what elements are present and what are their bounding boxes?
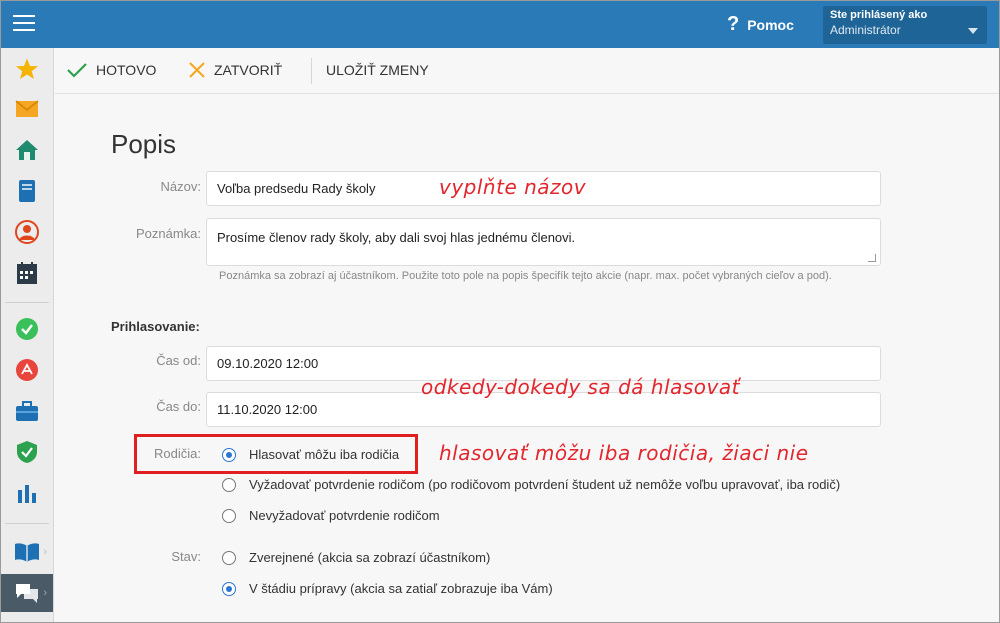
radio-button[interactable] <box>222 477 236 492</box>
note-hint: Poznámka sa zobrazí aj účastníkom. Použi… <box>219 270 832 282</box>
calendar-icon <box>17 262 37 284</box>
sidebar-item-calendar[interactable] <box>1 254 53 292</box>
check-badge-icon <box>16 318 38 340</box>
annotation-parents: hlasovať môžu iba rodičia, žiaci nie <box>439 441 809 465</box>
to-label: Čas do: <box>156 399 201 414</box>
highlight-box <box>134 434 418 474</box>
option-label: Nevyžadovať potvrdenie rodičom <box>249 508 440 523</box>
user-icon <box>15 220 39 244</box>
sidebar-divider <box>5 523 49 524</box>
sidebar-item-work[interactable] <box>1 392 53 430</box>
briefcase-icon <box>16 401 38 421</box>
close-button[interactable]: ZATVORIŤ <box>189 62 282 78</box>
menu-icon[interactable] <box>13 15 35 33</box>
sidebar-item-users[interactable] <box>1 213 53 251</box>
annotation-name: vyplňte názov <box>439 175 587 199</box>
check-icon <box>67 63 87 78</box>
save-button[interactable]: ULOŽIŤ ZMENY <box>326 62 429 78</box>
sidebar-item-library[interactable]: › <box>1 533 53 571</box>
close-icon <box>189 62 205 78</box>
option-label: Vyžadovať potvrdenie rodičom (po rodičov… <box>249 477 841 492</box>
user-name: Administrátor <box>830 23 901 37</box>
app-window: ? Pomoc Ste prihlásený ako Administrátor <box>0 0 1000 623</box>
form-content: Popis Názov: Voľba predsedu Rady školy P… <box>55 95 999 622</box>
chevron-right-icon: › <box>43 546 47 558</box>
sidebar-item-chat[interactable]: › <box>1 574 53 612</box>
chat-icon <box>16 584 38 603</box>
from-label: Čas od: <box>156 353 201 368</box>
sidebar-item-signature[interactable] <box>1 351 53 389</box>
mail-icon <box>15 100 39 117</box>
help-button[interactable]: ? Pomoc <box>727 13 794 36</box>
toolbar-divider <box>311 58 312 84</box>
user-line1: Ste prihlásený ako <box>830 9 928 21</box>
chevron-down-icon <box>968 28 978 34</box>
radio-button[interactable] <box>222 550 236 565</box>
option-label: Zverejnené (akcia sa zobrazí účastníkom) <box>249 550 491 565</box>
toolbar: HOTOVO ZATVORIŤ ULOŽIŤ ZMENY <box>55 48 999 94</box>
sidebar-divider <box>5 302 49 303</box>
from-value: 09.10.2020 12:00 <box>217 356 319 371</box>
sidebar-item-notebook[interactable] <box>1 172 53 210</box>
status-option-published[interactable]: Zverejnené (akcia sa zobrazí účastníkom) <box>222 550 490 565</box>
annotation-time: odkedy-dokedy sa dá hlasovať <box>421 375 740 399</box>
star-icon <box>16 58 38 79</box>
sidebar-item-security[interactable] <box>1 433 53 471</box>
note-textarea[interactable]: Prosíme členov rady školy, aby dali svoj… <box>206 218 881 266</box>
radio-button[interactable] <box>222 508 236 523</box>
name-value: Voľba predsedu Rady školy <box>217 181 376 196</box>
sidebar-item-approved[interactable] <box>1 310 53 348</box>
sidebar-item-favorites[interactable] <box>1 50 53 88</box>
note-label: Poznámka: <box>135 226 201 241</box>
question-icon: ? <box>727 13 740 35</box>
page-title: Popis <box>111 129 177 159</box>
close-label: ZATVORIŤ <box>214 62 283 78</box>
note-value: Prosíme členov rady školy, aby dali svoj… <box>217 230 576 245</box>
bar-chart-icon <box>18 485 36 503</box>
parents-option-require-confirmation[interactable]: Vyžadovať potvrdenie rodičom (po rodičov… <box>222 477 840 492</box>
radio-button[interactable] <box>222 581 236 596</box>
parents-option-no-confirmation[interactable]: Nevyžadovať potvrdenie rodičom <box>222 508 440 523</box>
pen-icon <box>16 359 38 381</box>
sidebar-item-home[interactable] <box>1 131 53 169</box>
help-label: Pomoc <box>747 16 794 33</box>
chevron-right-icon: › <box>43 587 47 599</box>
sidebar-item-stats[interactable] <box>1 474 53 512</box>
signup-section-title: Prihlasovanie: <box>111 319 200 334</box>
shield-icon <box>17 441 37 463</box>
notebook-icon <box>19 180 35 202</box>
done-button[interactable]: HOTOVO <box>67 62 156 78</box>
status-option-draft[interactable]: V štádiu prípravy (akcia sa zatiaľ zobra… <box>222 581 553 596</box>
done-label: HOTOVO <box>96 62 157 78</box>
to-value: 11.10.2020 12:00 <box>217 402 318 417</box>
top-bar: ? Pomoc Ste prihlásený ako Administrátor <box>1 1 999 48</box>
resize-handle[interactable] <box>868 254 876 262</box>
sidebar-item-messages[interactable] <box>1 90 53 128</box>
home-icon <box>16 140 38 160</box>
status-label: Stav: <box>171 549 201 564</box>
option-label: V štádiu prípravy (akcia sa zatiaľ zobra… <box>249 581 553 596</box>
name-label: Názov: <box>160 179 201 194</box>
user-menu[interactable]: Ste prihlásený ako Administrátor <box>823 6 987 44</box>
sidebar: › › <box>1 48 54 622</box>
book-icon <box>15 543 39 562</box>
save-label: ULOŽIŤ ZMENY <box>326 62 429 78</box>
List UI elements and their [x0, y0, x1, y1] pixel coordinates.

════

* WORK TO BE COMPLETED *
Could you write out all of the entries above, word for word, leaving the pictures out?

* EXPECTED ANSWER *
what elements are present and what are their bounding boxes?
radio-button[interactable] <box>222 477 236 492</box>
note-hint: Poznámka sa zobrazí aj účastníkom. Použi… <box>219 270 832 282</box>
calendar-icon <box>17 262 37 284</box>
sidebar-item-calendar[interactable] <box>1 254 53 292</box>
check-badge-icon <box>16 318 38 340</box>
annotation-parents: hlasovať môžu iba rodičia, žiaci nie <box>439 441 809 465</box>
to-label: Čas do: <box>156 399 201 414</box>
highlight-box <box>134 434 418 474</box>
option-label: Nevyžadovať potvrdenie rodičom <box>249 508 440 523</box>
user-icon <box>15 220 39 244</box>
sidebar-divider <box>5 523 49 524</box>
sidebar-item-work[interactable] <box>1 392 53 430</box>
briefcase-icon <box>16 401 38 421</box>
close-button[interactable]: ZATVORIŤ <box>189 62 282 78</box>
menu-icon[interactable] <box>13 15 35 33</box>
sidebar-item-users[interactable] <box>1 213 53 251</box>
annotation-name: vyplňte názov <box>439 175 587 199</box>
check-icon <box>67 63 87 78</box>
save-button[interactable]: ULOŽIŤ ZMENY <box>326 62 429 78</box>
sidebar-item-library[interactable]: › <box>1 533 53 571</box>
close-icon <box>189 62 205 78</box>
option-label: Vyžadovať potvrdenie rodičom (po rodičov… <box>249 477 841 492</box>
user-name: Administrátor <box>830 23 901 37</box>
app-window: ? Pomoc Ste prihlásený ako Administrátor <box>0 0 1000 623</box>
form-content: Popis Názov: Voľba predsedu Rady školy P… <box>55 95 999 622</box>
chevron-right-icon: › <box>43 546 47 558</box>
sidebar-item-chat[interactable]: › <box>1 574 53 612</box>
chat-icon <box>16 584 38 603</box>
from-label: Čas od: <box>156 353 201 368</box>
sidebar-item-signature[interactable] <box>1 351 53 389</box>
mail-icon <box>15 100 39 117</box>
help-button[interactable]: ? Pomoc <box>727 13 794 36</box>
toolbar-divider <box>311 58 312 84</box>
user-line1: Ste prihlásený ako <box>830 9 928 21</box>
chevron-down-icon <box>968 28 978 34</box>
radio-button[interactable] <box>222 550 236 565</box>
option-label: Zverejnené (akcia sa zobrazí účastníkom) <box>249 550 491 565</box>
toolbar: HOTOVO ZATVORIŤ ULOŽIŤ ZMENY <box>55 48 999 94</box>
sidebar-divider <box>5 302 49 303</box>
from-value: 09.10.2020 12:00 <box>217 356 319 371</box>
sidebar-item-notebook[interactable] <box>1 172 53 210</box>
status-option-published[interactable]: Zverejnené (akcia sa zobrazí účastníkom) <box>222 550 490 565</box>
annotation-time: odkedy-dokedy sa dá hlasovať <box>421 375 740 399</box>
star-icon <box>16 58 38 79</box>
sidebar-item-security[interactable] <box>1 433 53 471</box>
note-textarea[interactable]: Prosíme členov rady školy, aby dali svoj… <box>206 218 881 266</box>
radio-button[interactable] <box>222 508 236 523</box>
name-value: Voľba predsedu Rady školy <box>217 181 376 196</box>
sidebar-item-approved[interactable] <box>1 310 53 348</box>
sidebar-item-favorites[interactable] <box>1 50 53 88</box>
note-label: Poznámka: <box>135 226 201 241</box>
question-icon: ? <box>727 13 740 35</box>
page-title: Popis <box>111 129 177 159</box>
close-label: ZATVORIŤ <box>214 62 283 78</box>
note-value: Prosíme členov rady školy, aby dali svoj… <box>217 230 576 245</box>
bar-chart-icon <box>18 485 36 503</box>
parents-option-require-confirmation[interactable]: Vyžadovať potvrdenie rodičom (po rodičov… <box>222 477 840 492</box>
radio-button[interactable] <box>222 581 236 596</box>
parents-option-no-confirmation[interactable]: Nevyžadovať potvrdenie rodičom <box>222 508 440 523</box>
pen-icon <box>16 359 38 381</box>
sidebar-item-home[interactable] <box>1 131 53 169</box>
help-label: Pomoc <box>747 16 794 33</box>
chevron-right-icon: › <box>43 587 47 599</box>
sidebar-item-stats[interactable] <box>1 474 53 512</box>
signup-section-title: Prihlasovanie: <box>111 319 200 334</box>
shield-icon <box>17 441 37 463</box>
notebook-icon <box>19 180 35 202</box>
done-button[interactable]: HOTOVO <box>67 62 156 78</box>
status-option-draft[interactable]: V štádiu prípravy (akcia sa zatiaľ zobra… <box>222 581 553 596</box>
done-label: HOTOVO <box>96 62 157 78</box>
to-value: 11.10.2020 12:00 <box>217 402 318 417</box>
top-bar: ? Pomoc Ste prihlásený ako Administrátor <box>1 1 999 48</box>
resize-handle[interactable] <box>868 254 876 262</box>
sidebar-item-messages[interactable] <box>1 90 53 128</box>
home-icon <box>16 140 38 160</box>
status-label: Stav: <box>171 549 201 564</box>
option-label: V štádiu prípravy (akcia sa zatiaľ zobra… <box>249 581 553 596</box>
name-label: Názov: <box>160 179 201 194</box>
user-menu[interactable]: Ste prihlásený ako Administrátor <box>823 6 987 44</box>
sidebar: › › <box>1 48 54 622</box>
book-icon <box>15 543 39 562</box>
save-label: ULOŽIŤ ZMENY <box>326 62 429 78</box>
List UI elements and their [x0, y0, x1, y1] pixel coordinates.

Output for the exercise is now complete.